» PROBLEM STATEMENT
From the records, pick out and copy each line containing "shared".

» RECORDS PROVIDED
## BEGIN

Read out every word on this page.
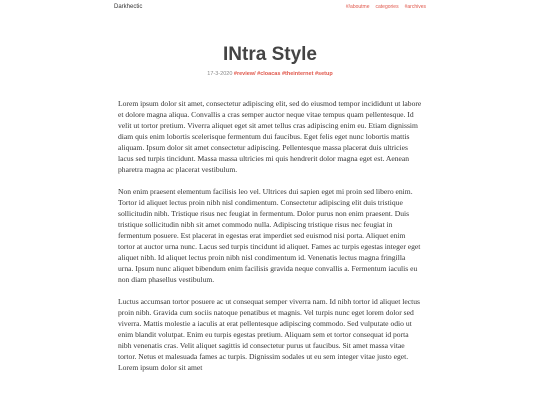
Darkhectic	#/aboutme categories #archives
INtra Style
17-3-2020 #review/ #cloacas #theinternet #setup

Lorem ipsum dolor sit amet, consectetur adipiscing elit, sed do eiusmod tempor incididunt ut labore et dolore magna aliqua. Convallis a cras semper auctor neque vitae tempus quam pellentesque. Id velit ut tortor pretium. Viverra aliquet eget sit amet tellus cras adipiscing enim eu. Etiam dignissim diam quis enim lobortis scelerisque fermentum dui faucibus. Eget felis eget nunc lobortis mattis aliquam. Ipsum dolor sit amet consectetur adipiscing. Pellentesque massa placerat duis ultricies lacus sed turpis tincidunt. Massa massa ultricies mi quis hendrerit dolor magna eget est. Aenean pharetra magna ac placerat vestibulum.

Non enim praesent elementum facilisis leo vel. Ultrices dui sapien eget mi proin sed libero enim. Tortor id aliquet lectus proin nibh nisl condimentum. Consectetur adipiscing elit duis tristique sollicitudin nibh. Tristique risus nec feugiat in fermentum. Dolor purus non enim praesent. Duis tristique sollicitudin nibh sit amet commodo nulla. Adipiscing tristique risus nec feugiat in fermentum posuere. Est placerat in egestas erat imperdiet sed euismod nisi porta. Aliquet enim tortor at auctor urna nunc. Lacus sed turpis tincidunt id aliquet. Fames ac turpis egestas integer eget aliquet nibh. Id aliquet lectus proin nibh nisl condimentum id. Venenatis lectus magna fringilla urna. Ipsum nunc aliquet bibendum enim facilisis gravida neque convallis a. Fermentum iaculis eu non diam phasellus vestibulum.

Luctus accumsan tortor posuere ac ut consequat semper viverra nam. Id nibh tortor id aliquet lectus proin nibh. Gravida cum sociis natoque penatibus et magnis. Vel turpis nunc eget lorem dolor sed viverra. Mattis molestie a iaculis at erat pellentesque adipiscing commodo. Sed vulputate odio ut enim blandit volutpat. Enim eu turpis egestas pretium. Aliquam sem et tortor consequat id porta nibh venenatis cras. Velit aliquet sagittis id consectetur purus ut faucibus. Sit amet massa vitae tortor. Netus et malesuada fames ac turpis. Dignissim sodales ut eu sem integer vitae justo eget. Lorem ipsum dolor sit amet
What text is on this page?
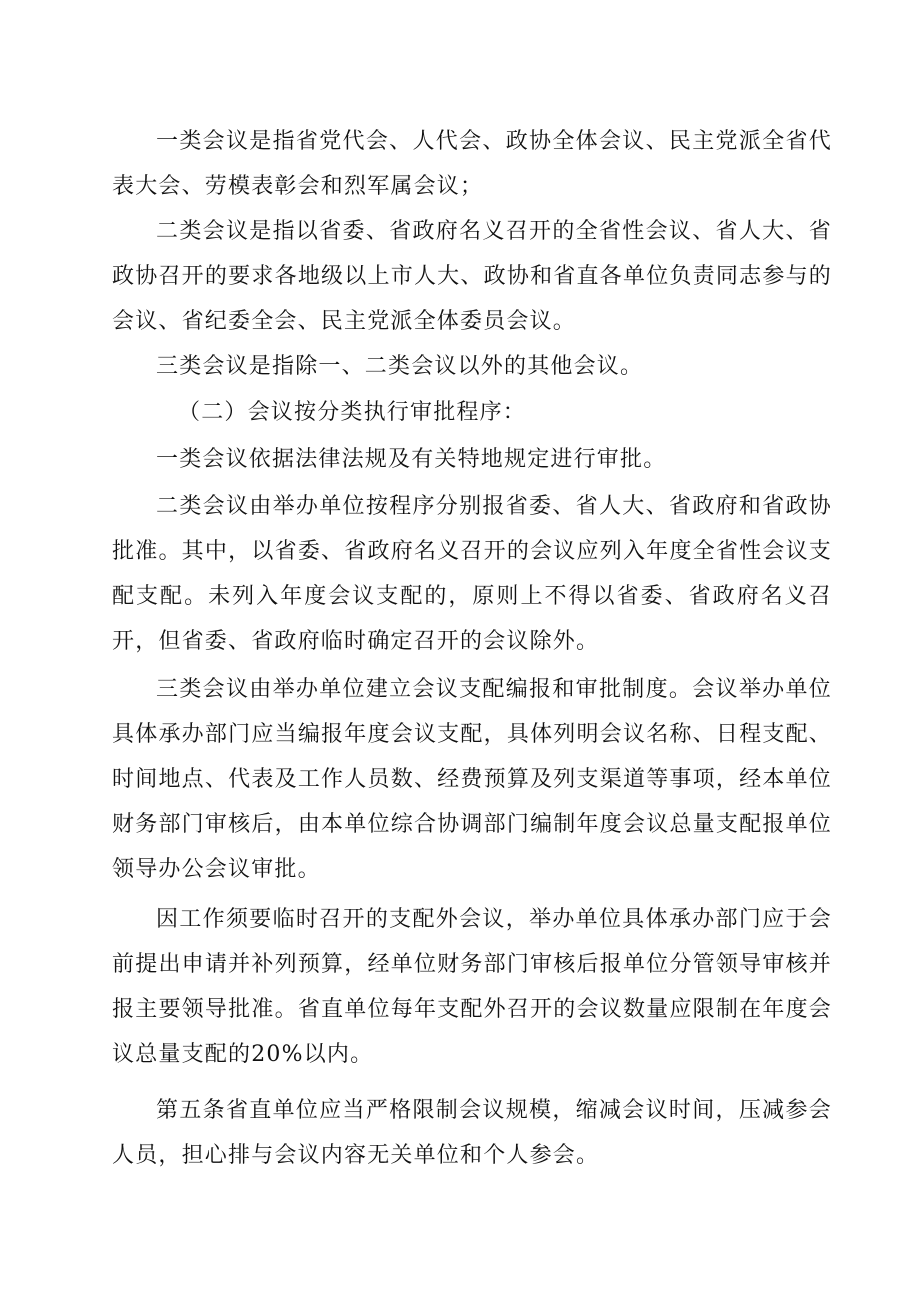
一类会议是指省党代会、人代会、政协全体会议、民主党派全省代表大会、劳模表彰会和烈军属会议；

二类会议是指以省委、省政府名义召开的全省性会议、省人大、省政协召开的要求各地级以上市人大、政协和省直各单位负责同志参与的会议、省纪委全会、民主党派全体委员会议。

三类会议是指除一、二类会议以外的其他会议。

（二）会议按分类执行审批程序：

一类会议依据法律法规及有关特地规定进行审批。

二类会议由举办单位按程序分别报省委、省人大、省政府和省政协批准。其中，以省委、省政府名义召开的会议应列入年度全省性会议支配支配。未列入年度会议支配的，原则上不得以省委、省政府名义召开，但省委、省政府临时确定召开的会议除外。

三类会议由举办单位建立会议支配编报和审批制度。会议举办单位具体承办部门应当编报年度会议支配，具体列明会议名称、日程支配、时间地点、代表及工作人员数、经费预算及列支渠道等事项，经本单位财务部门审核后，由本单位综合协调部门编制年度会议总量支配报单位领导办公会议审批。

因工作须要临时召开的支配外会议，举办单位具体承办部门应于会前提出申请并补列预算，经单位财务部门审核后报单位分管领导审核并报主要领导批准。省直单位每年支配外召开的会议数量应限制在年度会议总量支配的20%以内。

第五条省直单位应当严格限制会议规模，缩减会议时间，压减参会人员，担心排与会议内容无关单位和个人参会。
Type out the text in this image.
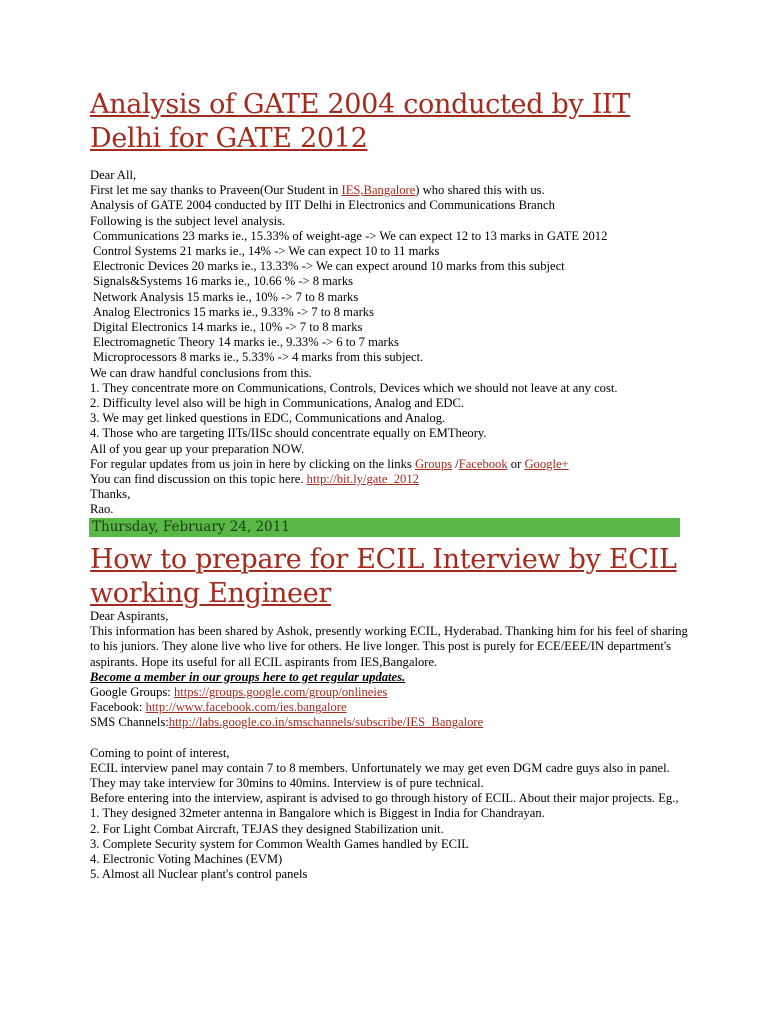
Analysis of GATE 2004 conducted by IIT Delhi for GATE 2012
Dear All,
First let me say thanks to Praveen(Our Student in IES,Bangalore) who shared this with us.
Analysis of GATE 2004 conducted by IIT Delhi in Electronics and Communications Branch
Following is the subject level analysis.
Communications 23 marks ie., 15.33% of weight-age -> We can expect 12 to 13 marks in GATE 2012
Control Systems 21 marks ie., 14% -> We can expect 10 to 11 marks
Electronic Devices 20 marks ie., 13.33% -> We can expect around 10 marks from this subject
Signals&Systems 16 marks ie., 10.66 % -> 8 marks
Network Analysis 15 marks ie., 10% -> 7 to 8 marks
Analog Electronics 15 marks ie., 9.33% -> 7 to 8 marks
Digital Electronics 14 marks ie., 10% -> 7 to 8 marks
Electromagnetic Theory 14 marks ie., 9.33% -> 6 to 7 marks
Microprocessors 8 marks ie., 5.33% -> 4 marks from this subject.
We can draw handful conclusions from this.
1. They concentrate more on Communications, Controls, Devices which we should not leave at any cost.
2. Difficulty level also will be high in Communications, Analog and EDC.
3. We may get linked questions in EDC, Communications and Analog.
4. Those who are targeting IITs/IISc should concentrate equally on EMTheory.
All of you gear up your preparation NOW.
For regular updates from us join in here by clicking on the links Groups /Facebook or Google+
You can find discussion on this topic here. http://bit.ly/gate_2012
Thanks,
Rao.
How to prepare for ECIL Interview by ECIL working Engineer
Dear Aspirants,
This information has been shared by Ashok, presently working ECIL, Hyderabad. Thanking him for his feel of sharing to his juniors. They alone live who live for others. He live longer. This post is purely for ECE/EEE/IN department's aspirants. Hope its useful for all ECIL aspirants from IES,Bangalore.
Become a member in our groups here to get regular updates.
Google Groups: https://groups.google.com/group/onlineies
Facebook: http://www.facebook.com/ies.bangalore
SMS Channels:http://labs.google.co.in/smschannels/subscribe/IES_Bangalore
Coming to point of interest,
ECIL interview panel may contain 7 to 8 members. Unfortunately we may get even DGM cadre guys also in panel. They may take interview for 30mins to 40mins. Interview is of pure technical.
Before entering into the interview, aspirant is advised to go through history of ECIL. About their major projects. Eg.,
1. They designed 32meter antenna in Bangalore which is Biggest in India for Chandrayan.
2. For Light Combat Aircraft, TEJAS they designed Stabilization unit.
3. Complete Security system for Common Wealth Games handled by ECIL
4. Electronic Voting Machines (EVM)
5. Almost all Nuclear plant's control panels
Thursday, February 24, 2011
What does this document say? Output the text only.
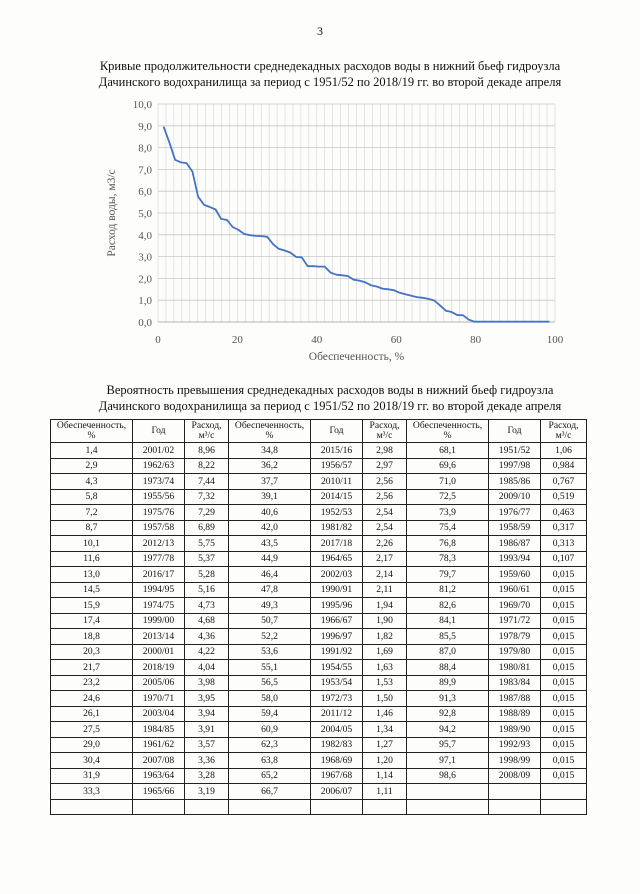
3
Кривые продолжительности среднедекадных расходов воды в нижний бьеф гидроузла
Дачинского водохранилища за период с 1951/52 по 2018/19 гг. во второй декаде апреля
0,0
1,0
2,0
3,0
4,0
5,0
6,0
7,0
8,0
9,0
10,0
0	20	40	60	80	100
Обеспеченность, %
Расход воды, м3/с
Вероятность превышения среднедекадных расходов воды в нижний бьеф гидроузла
Дачинского водохранилища за период с 1951/52 по 2018/19 гг. во второй декаде апреля
Обеспеченность, %	Год	Расход, м³/с	Обеспеченность, %	Год	Расход, м³/с	Обеспеченность, %	Год	Расход, м³/с
1,4	2001/02	8,96	34,8	2015/16	2,98	68,1	1951/52	1,06
2,9	1962/63	8,22	36,2	1956/57	2,97	69,6	1997/98	0,984
4,3	1973/74	7,44	37,7	2010/11	2,56	71,0	1985/86	0,767
5,8	1955/56	7,32	39,1	2014/15	2,56	72,5	2009/10	0,519
7,2	1975/76	7,29	40,6	1952/53	2,54	73,9	1976/77	0,463
8,7	1957/58	6,89	42,0	1981/82	2,54	75,4	1958/59	0,317
10,1	2012/13	5,75	43,5	2017/18	2,26	76,8	1986/87	0,313
11,6	1977/78	5,37	44,9	1964/65	2,17	78,3	1993/94	0,107
13,0	2016/17	5,28	46,4	2002/03	2,14	79,7	1959/60	0,015
14,5	1994/95	5,16	47,8	1990/91	2,11	81,2	1960/61	0,015
15,9	1974/75	4,73	49,3	1995/96	1,94	82,6	1969/70	0,015
17,4	1999/00	4,68	50,7	1966/67	1,90	84,1	1971/72	0,015
18,8	2013/14	4,36	52,2	1996/97	1,82	85,5	1978/79	0,015
20,3	2000/01	4,22	53,6	1991/92	1,69	87,0	1979/80	0,015
21,7	2018/19	4,04	55,1	1954/55	1,63	88,4	1980/81	0,015
23,2	2005/06	3,98	56,5	1953/54	1,53	89,9	1983/84	0,015
24,6	1970/71	3,95	58,0	1972/73	1,50	91,3	1987/88	0,015
26,1	2003/04	3,94	59,4	2011/12	1,46	92,8	1988/89	0,015
27,5	1984/85	3,91	60,9	2004/05	1,34	94,2	1989/90	0,015
29,0	1961/62	3,57	62,3	1982/83	1,27	95,7	1992/93	0,015
30,4	2007/08	3,36	63,8	1968/69	1,20	97,1	1998/99	0,015
31,9	1963/64	3,28	65,2	1967/68	1,14	98,6	2008/09	0,015
33,3	1965/66	3,19	66,7	2006/07	1,11			
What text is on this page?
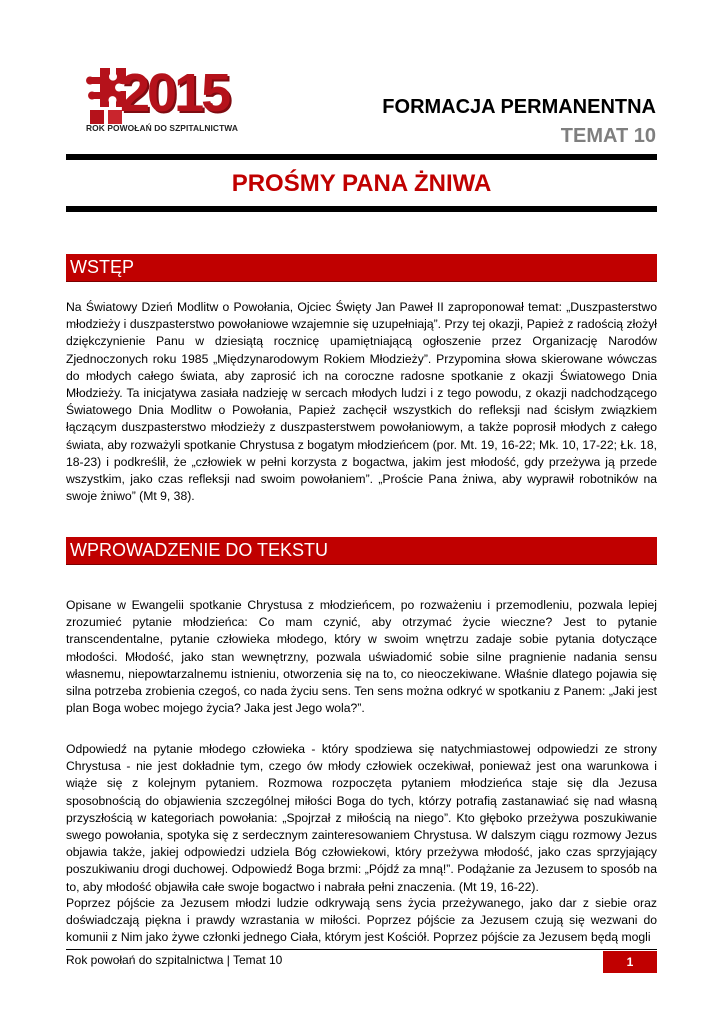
2015
ROK POWOŁAŃ DO SZPITALNICTWA
FORMACJA PERMANENTNA
TEMAT 10
PROŚMY PANA ŻNIWA
WSTĘP
Na Światowy Dzień Modlitw o Powołania, Ojciec Święty Jan Paweł II zaproponował temat: „Duszpasterstwo młodzieży i duszpasterstwo powołaniowe wzajemnie się uzupełniają”. Przy tej okazji, Papież z radością złożył dziękczynienie Panu w dziesiątą rocznicę upamiętniającą ogłoszenie przez Organizację Narodów Zjednoczonych roku 1985 „Międzynarodowym Rokiem Młodzieży”. Przypomina słowa skierowane wówczas do młodych całego świata, aby zaprosić ich na coroczne radosne spotkanie z okazji Światowego Dnia Młodzieży. Ta inicjatywa zasiała nadzieję w sercach młodych ludzi i z tego powodu, z okazji nadchodzącego Światowego Dnia Modlitw o Powołania, Papież zachęcił wszystkich do refleksji nad ścisłym związkiem łączącym duszpasterstwo młodzieży z duszpasterstwem powołaniowym, a także poprosił młodych z całego świata, aby rozważyli spotkanie Chrystusa z bogatym młodzieńcem (por. Mt. 19, 16-22; Mk. 10, 17-22; Łk. 18, 18-23) i podkreślił, że „człowiek w pełni korzysta z bogactwa, jakim jest młodość, gdy przeżywa ją przede wszystkim, jako czas refleksji nad swoim powołaniem”. „Proście Pana żniwa, aby wyprawił robotników na swoje żniwo” (Mt 9, 38).
WPROWADZENIE DO TEKSTU
Opisane w Ewangelii spotkanie Chrystusa z młodzieńcem, po rozważeniu i przemodleniu, pozwala lepiej zrozumieć pytanie młodzieńca: Co mam czynić, aby otrzymać życie wieczne? Jest to pytanie transcendentalne, pytanie człowieka młodego, który w swoim wnętrzu zadaje sobie pytania dotyczące młodości. Młodość, jako stan wewnętrzny, pozwala uświadomić sobie silne pragnienie nadania sensu własnemu, niepowtarzalnemu istnieniu, otworzenia się na to, co nieoczekiwane. Właśnie dlatego pojawia się silna potrzeba zrobienia czegoś, co nada życiu sens. Ten sens można odkryć w spotkaniu z Panem: „Jaki jest plan Boga wobec mojego życia? Jaka jest Jego wola?”.
Odpowiedź na pytanie młodego człowieka - który spodziewa się natychmiastowej odpowiedzi ze strony Chrystusa - nie jest dokładnie tym, czego ów młody człowiek oczekiwał, ponieważ jest ona warunkowa i wiąże się z kolejnym pytaniem. Rozmowa rozpoczęta pytaniem młodzieńca staje się dla Jezusa sposobnością do objawienia szczególnej miłości Boga do tych, którzy potrafią zastanawiać się nad własną przyszłością w kategoriach powołania: „Spojrzał z miłością na niego”. Kto głęboko przeżywa poszukiwanie swego powołania, spotyka się z serdecznym zainteresowaniem Chrystusa. W dalszym ciągu rozmowy Jezus objawia także, jakiej odpowiedzi udziela Bóg człowiekowi, który przeżywa młodość, jako czas sprzyjający poszukiwaniu drogi duchowej. Odpowiedź Boga brzmi: „Pójdź za mną!”. Podążanie za Jezusem to sposób na to, aby młodość objawiła całe swoje bogactwo i nabrała pełni znaczenia. (Mt 19, 16-22).
Poprzez pójście za Jezusem młodzi ludzie odkrywają sens życia przeżywanego, jako dar z siebie oraz doświadczają piękna i prawdy wzrastania w miłości. Poprzez pójście za Jezusem czują się wezwani do komunii z Nim jako żywe członki jednego Ciała, którym jest Kościół. Poprzez pójście za Jezusem będą mogli
Rok powołań do szpitalnictwa | Temat 10	1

## END

» CORRECT ANSWER
First let me say thanks to Praveen(Our Student in IES,Bangalore) who shared this with us.
This information has been shared by Ashok, presently working ECIL, Hyderabad. Thanking him for his feel of sharing to his juniors. They alone live who live for others. He live longer. This post is purely for ECE/EEE/IN department's aspirants. Hope its useful for all ECIL aspirants from IES,Bangalore.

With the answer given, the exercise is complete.